CHALLENGE: Retype every entry in its entirety, without alteration.
● ● ● ● ●
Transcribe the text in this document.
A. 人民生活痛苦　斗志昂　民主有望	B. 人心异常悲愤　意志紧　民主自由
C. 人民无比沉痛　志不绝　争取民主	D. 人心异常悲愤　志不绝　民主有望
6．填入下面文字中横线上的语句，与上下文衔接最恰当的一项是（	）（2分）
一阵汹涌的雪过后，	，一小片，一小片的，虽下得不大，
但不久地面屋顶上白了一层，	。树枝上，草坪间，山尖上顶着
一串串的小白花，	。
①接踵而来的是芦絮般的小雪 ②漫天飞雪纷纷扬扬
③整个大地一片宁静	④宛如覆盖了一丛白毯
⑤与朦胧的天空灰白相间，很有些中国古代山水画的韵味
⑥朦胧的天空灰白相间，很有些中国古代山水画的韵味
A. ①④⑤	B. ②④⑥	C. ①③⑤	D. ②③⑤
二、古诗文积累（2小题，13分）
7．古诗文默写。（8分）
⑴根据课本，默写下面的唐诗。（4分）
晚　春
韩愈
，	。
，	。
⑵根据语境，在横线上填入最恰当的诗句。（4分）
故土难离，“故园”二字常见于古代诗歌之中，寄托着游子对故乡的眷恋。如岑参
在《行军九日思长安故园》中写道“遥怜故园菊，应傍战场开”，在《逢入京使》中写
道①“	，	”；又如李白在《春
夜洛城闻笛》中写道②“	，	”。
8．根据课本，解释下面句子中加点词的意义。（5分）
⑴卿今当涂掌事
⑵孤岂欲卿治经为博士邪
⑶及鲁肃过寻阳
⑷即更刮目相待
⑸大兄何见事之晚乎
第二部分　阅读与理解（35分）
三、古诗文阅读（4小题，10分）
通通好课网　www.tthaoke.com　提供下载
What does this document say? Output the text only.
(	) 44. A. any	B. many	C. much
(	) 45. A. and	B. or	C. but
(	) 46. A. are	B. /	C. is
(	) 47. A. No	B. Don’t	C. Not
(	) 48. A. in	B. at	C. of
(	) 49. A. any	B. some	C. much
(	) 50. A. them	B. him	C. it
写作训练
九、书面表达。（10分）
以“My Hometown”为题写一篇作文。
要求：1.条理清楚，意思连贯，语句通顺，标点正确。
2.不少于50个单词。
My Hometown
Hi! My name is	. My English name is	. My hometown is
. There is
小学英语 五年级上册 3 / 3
● ● ● ● ●
THE SOLUTION:
Transcribe the text in this document.
A. 人民生活痛苦　斗志昂　民主有望	B. 人心异常悲愤　意志紧　民主自由
C. 人民无比沉痛　志不绝　争取民主	D. 人心异常悲愤　志不绝　民主有望
6．填入下面文字中横线上的语句，与上下文衔接最恰当的一项是（	）（2分）
一阵汹涌的雪过后，	，一小片，一小片的，虽下得不大，
但不久地面屋顶上白了一层，	。树枝上，草坪间，山尖上顶着
一串串的小白花，	。
①接踵而来的是芦絮般的小雪 ②漫天飞雪纷纷扬扬
③整个大地一片宁静	④宛如覆盖了一丛白毯
⑤与朦胧的天空灰白相间，很有些中国古代山水画的韵味
⑥朦胧的天空灰白相间，很有些中国古代山水画的韵味
A. ①④⑤	B. ②④⑥	C. ①③⑤	D. ②③⑤
二、古诗文积累（2小题，13分）
7．古诗文默写。（8分）
⑴根据课本，默写下面的唐诗。（4分）
晚　春
韩愈
，	。
，	。
⑵根据语境，在横线上填入最恰当的诗句。（4分）
故土难离，“故园”二字常见于古代诗歌之中，寄托着游子对故乡的眷恋。如岑参
在《行军九日思长安故园》中写道“遥怜故园菊，应傍战场开”，在《逢入京使》中写
道①“	，	”；又如李白在《春
夜洛城闻笛》中写道②“	，	”。
8．根据课本，解释下面句子中加点词的意义。（5分）
⑴卿今当涂掌事
⑵孤岂欲卿治经为博士邪
⑶及鲁肃过寻阳
⑷即更刮目相待
⑸大兄何见事之晚乎
第二部分　阅读与理解（35分）
三、古诗文阅读（4小题，10分）
通通好课网　www.tthaoke.com　提供下载
What does this document say? Output the text only.
(	) 44. A. any	B. many	C. much
(	) 45. A. and	B. or	C. but
(	) 46. A. are	B. /	C. is
(	) 47. A. No	B. Don’t	C. Not
(	) 48. A. in	B. at	C. of
(	) 49. A. any	B. some	C. much
(	) 50. A. them	B. him	C. it
写作训练
九、书面表达。（10分）
以“My Hometown”为题写一篇作文。
要求：1.条理清楚，意思连贯，语句通顺，标点正确。
2.不少于50个单词。
My Hometown
Hi! My name is	. My English name is	. My hometown is
. There is
小学英语 五年级上册 3 / 3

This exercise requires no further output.